→ **Problem to work on**
Note each line where "underrepresented" appears, and copy it.

→ **Supplied entries**
|---|
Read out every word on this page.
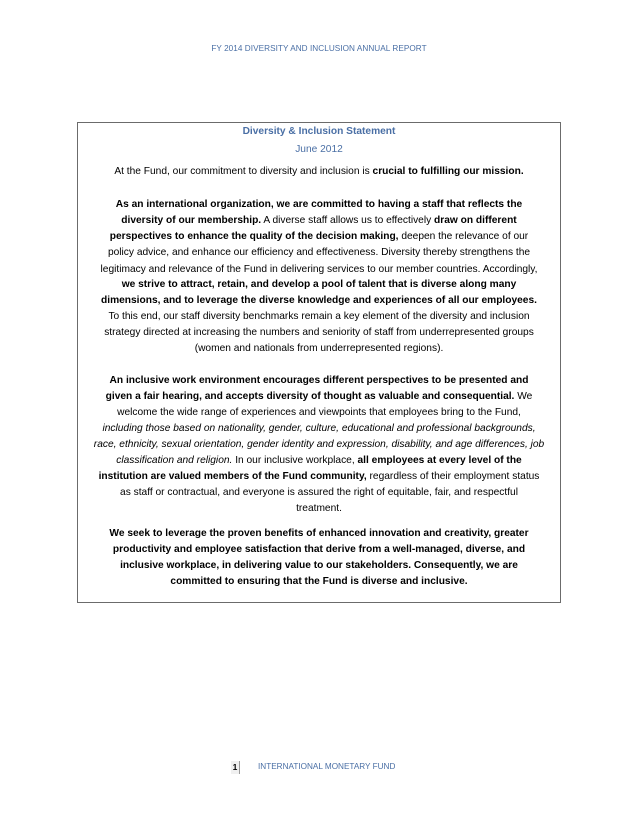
FY 2014 DIVERSITY AND INCLUSION ANNUAL REPORT
Diversity & Inclusion Statement
June 2012
At the Fund, our commitment to diversity and inclusion is crucial to fulfilling our mission.
As an international organization, we are committed to having a staff that reflects the
diversity of our membership. A diverse staff allows us to effectively draw on different
perspectives to enhance the quality of the decision making, deepen the relevance of our
policy advice, and enhance our efficiency and effectiveness. Diversity thereby strengthens the
legitimacy and relevance of the Fund in delivering services to our member countries. Accordingly,
we strive to attract, retain, and develop a pool of talent that is diverse along many
dimensions, and to leverage the diverse knowledge and experiences of all our employees.
To this end, our staff diversity benchmarks remain a key element of the diversity and inclusion
strategy directed at increasing the numbers and seniority of staff from underrepresented groups
(women and nationals from underrepresented regions).
An inclusive work environment encourages different perspectives to be presented and
given a fair hearing, and accepts diversity of thought as valuable and consequential. We
welcome the wide range of experiences and viewpoints that employees bring to the Fund,
including those based on nationality, gender, culture, educational and professional backgrounds,
race, ethnicity, sexual orientation, gender identity and expression, disability, and age differences, job
classification and religion. In our inclusive workplace, all employees at every level of the
institution are valued members of the Fund community, regardless of their employment status
as staff or contractual, and everyone is assured the right of equitable, fair, and respectful
treatment.
We seek to leverage the proven benefits of enhanced innovation and creativity, greater
productivity and employee satisfaction that derive from a well-managed, diverse, and
inclusive workplace, in delivering value to our stakeholders. Consequently, we are
committed to ensuring that the Fund is diverse and inclusive.
1	INTERNATIONAL MONETARY FUND
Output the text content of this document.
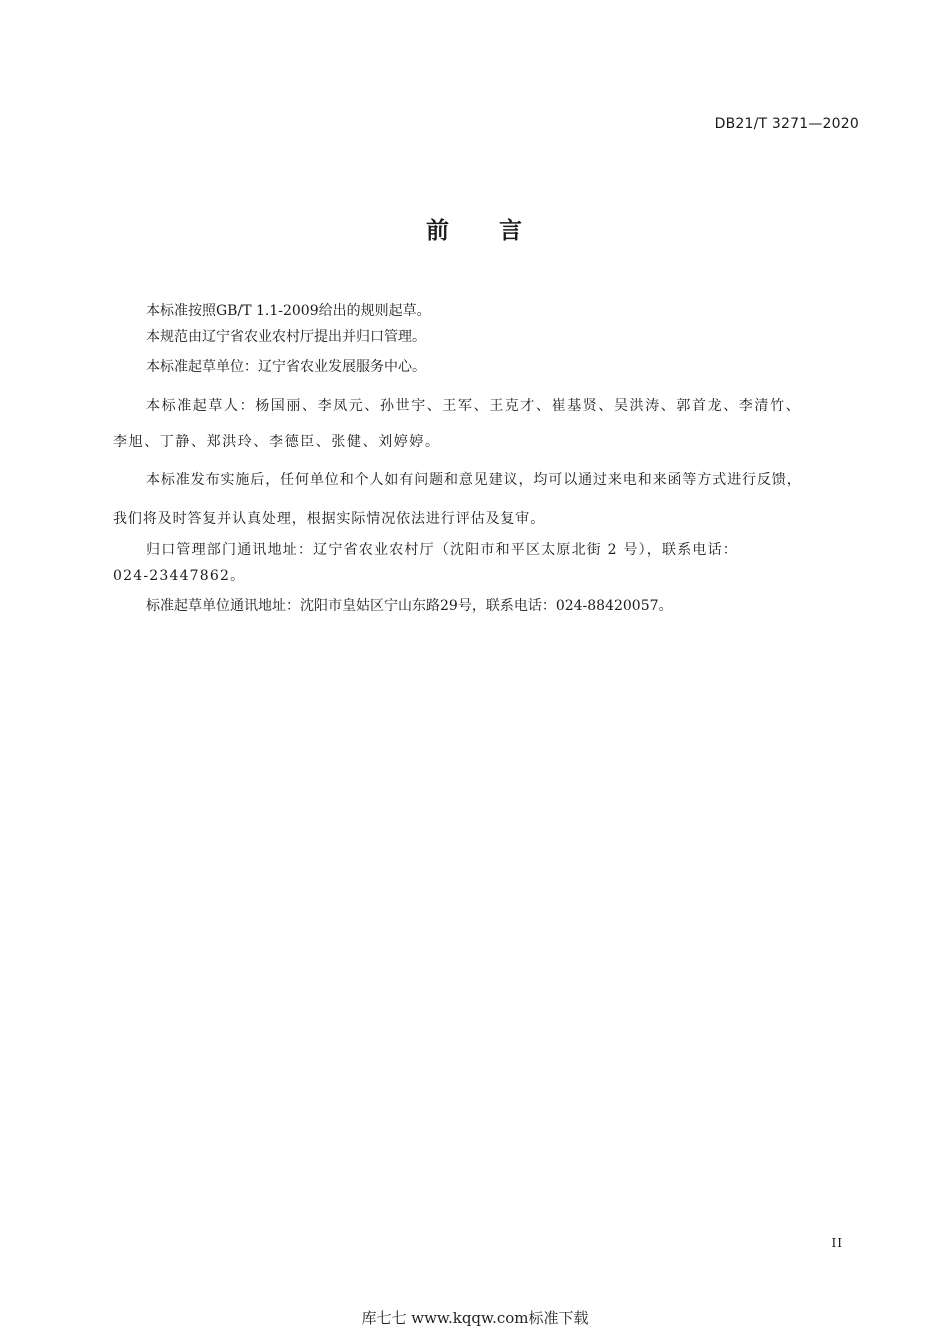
DB21/T 3271—2020
前 言
本标准按照GB/T 1.1-2009给出的规则起草。
本规范由辽宁省农业农村厅提出并归口管理。
本标准起草单位：辽宁省农业发展服务中心。
本标准起草人：杨国丽、李凤元、孙世宇、王军、王克才、崔基贤、吴洪涛、郭首龙、李清竹、
李旭、丁静、郑洪玲、李德臣、张健、刘婷婷。
本标准发布实施后，任何单位和个人如有问题和意见建议，均可以通过来电和来函等方式进行反馈，
我们将及时答复并认真处理，根据实际情况依法进行评估及复审。
归口管理部门通讯地址：辽宁省农业农村厅（沈阳市和平区太原北街 2 号），联系电话：
024-23447862。
标准起草单位通讯地址：沈阳市皇姑区宁山东路29号，联系电话：024-88420057。
II
库七七 www.kqqw.com标准下载
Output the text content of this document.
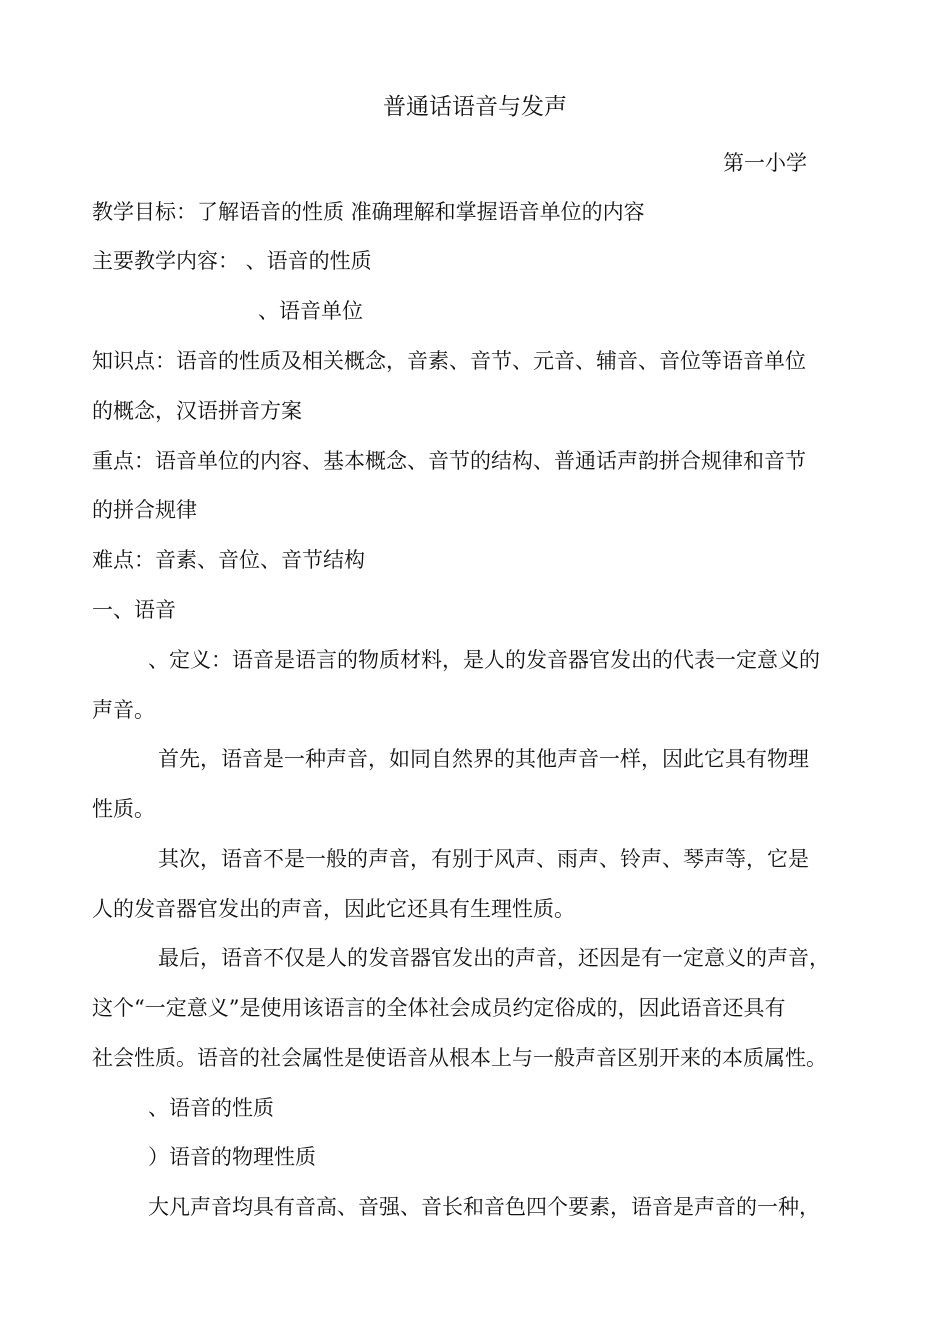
普通话语音与发声
第一小学
教学目标：了解语音的性质 准确理解和掌握语音单位的内容
主要教学内容： 、语音的性质
、语音单位
知识点：语音的性质及相关概念，音素、音节、元音、辅音、音位等语音单位
的概念，汉语拼音方案
重点：语音单位的内容、基本概念、音节的结构、普通话声韵拼合规律和音节
的拼合规律
难点：音素、音位、音节结构
一、语音
、定义：语音是语言的物质材料，是人的发音器官发出的代表一定意义的
声音。
首先，语音是一种声音，如同自然界的其他声音一样，因此它具有物理
性质。
其次，语音不是一般的声音，有别于风声、雨声、铃声、琴声等，它是
人的发音器官发出的声音，因此它还具有生理性质。
最后，语音不仅是人的发音器官发出的声音，还因是有一定意义的声音，
这个“一定意义”是使用该语言的全体社会成员约定俗成的，因此语音还具有
社会性质。语音的社会属性是使语音从根本上与一般声音区别开来的本质属性。
、语音的性质
）语音的物理性质
大凡声音均具有音高、音强、音长和音色四个要素，语音是声音的一种，
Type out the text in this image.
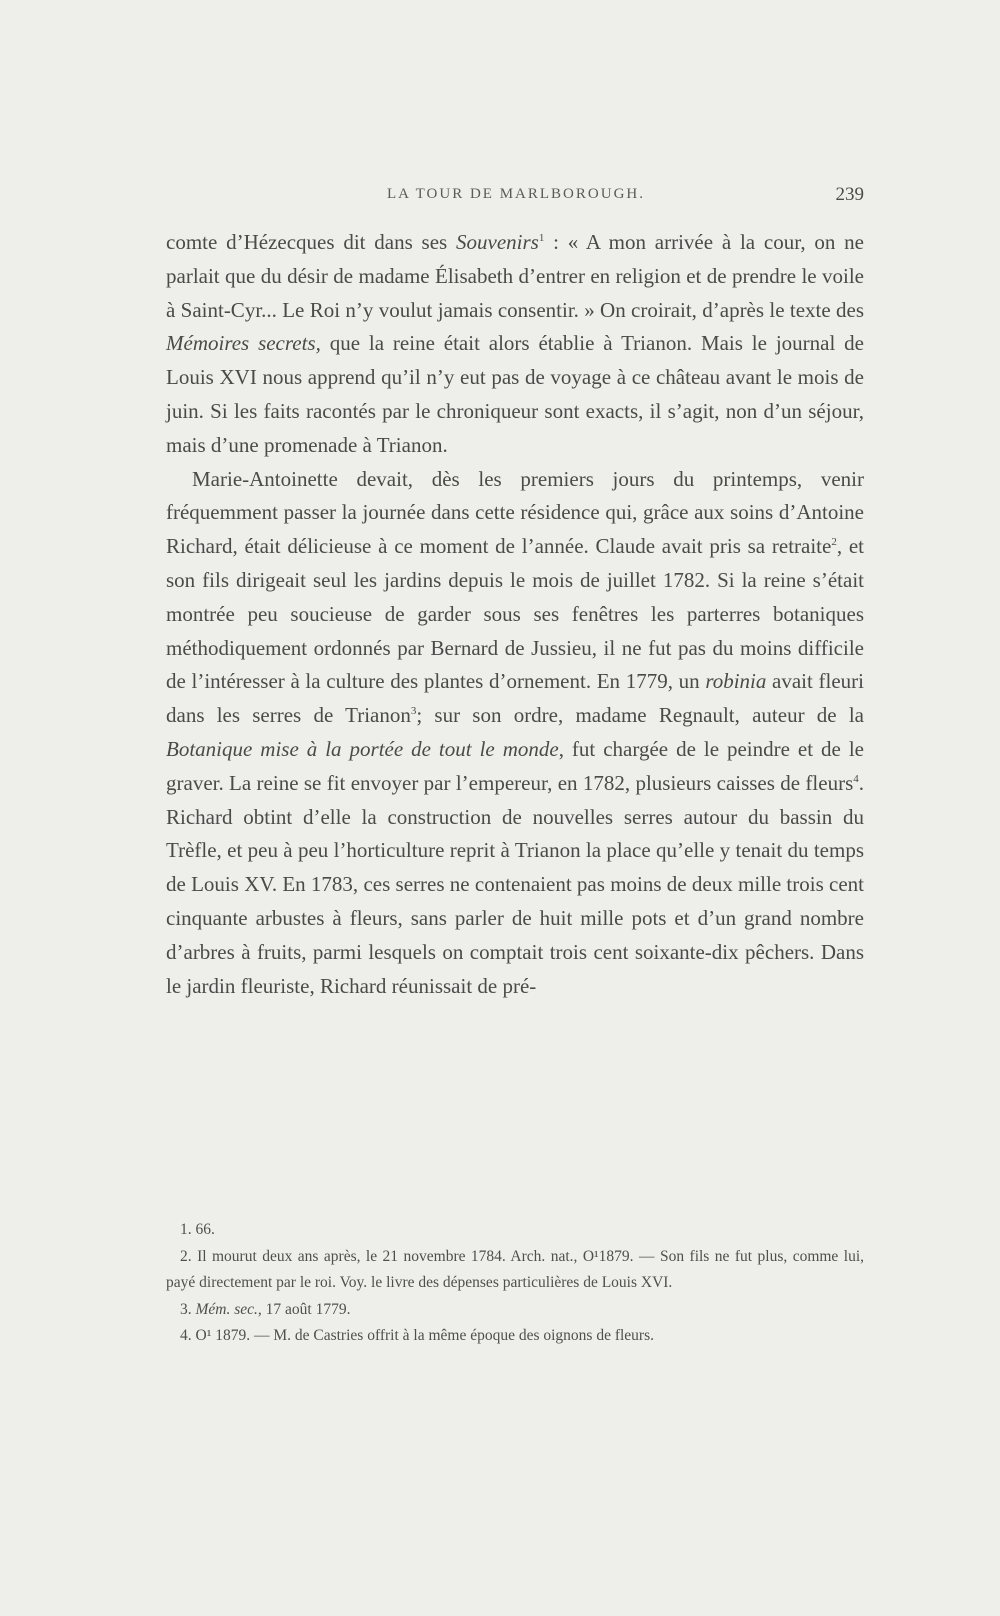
LA TOUR DE MARLBOROUGH.	239

comte d’Hézecques dit dans ses Souvenirs$^1$ : « A mon arrivée à la cour, on ne parlait que du désir de madame Élisabeth d’entrer en religion et de prendre le voile à Saint-Cyr... Le Roi n’y voulut jamais consentir. » On croirait, d’après le texte des Mémoires secrets, que la reine était alors établie à Trianon. Mais le journal de Louis XVI nous apprend qu’il n’y eut pas de voyage à ce château avant le mois de juin. Si les faits racontés par le chroniqueur sont exacts, il s’agit, non d’un séjour, mais d’une promenade à Trianon.

Marie-Antoinette devait, dès les premiers jours du printemps, venir fréquemment passer la journée dans cette résidence qui, grâce aux soins d’Antoine Richard, était délicieuse à ce moment de l’année. Claude avait pris sa retraite$^2$, et son fils dirigeait seul les jardins depuis le mois de juillet 1782. Si la reine s’était montrée peu soucieuse de garder sous ses fenêtres les parterres botaniques méthodiquement ordonnés par Bernard de Jussieu, il ne fut pas du moins difficile de l’intéresser à la culture des plantes d’ornement. En 1779, un robinia avait fleuri dans les serres de Trianon$^3$; sur son ordre, madame Regnault, auteur de la Botanique mise à la portée de tout le monde, fut chargée de le peindre et de le graver. La reine se fit envoyer par l’empereur, en 1782, plusieurs caisses de fleurs$^4$. Richard obtint d’elle la construction de nouvelles serres autour du bassin du Trèfle, et peu à peu l’horticulture reprit à Trianon la place qu’elle y tenait du temps de Louis XV. En 1783, ces serres ne contenaient pas moins de deux mille trois cent cinquante arbustes à fleurs, sans parler de huit mille pots et d’un grand nombre d’arbres à fruits, parmi lesquels on comptait trois cent soixante-dix pêchers. Dans le jardin fleuriste, Richard réunissait de pré-

1. 66.

2. Il mourut deux ans après, le 21 novembre 1784. Arch. nat., O¹1879. — Son fils ne fut plus, comme lui, payé directement par le roi. Voy. le livre des dépenses particulières de Louis XVI.

3. Mém. sec., 17 août 1779.

4. O¹ 1879. — M. de Castries offrit à la même époque des oignons de fleurs.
|---|
→ **Response**
strategy directed at increasing the numbers and seniority of staff from underrepresented groups
(women and nationals from underrepresented regions).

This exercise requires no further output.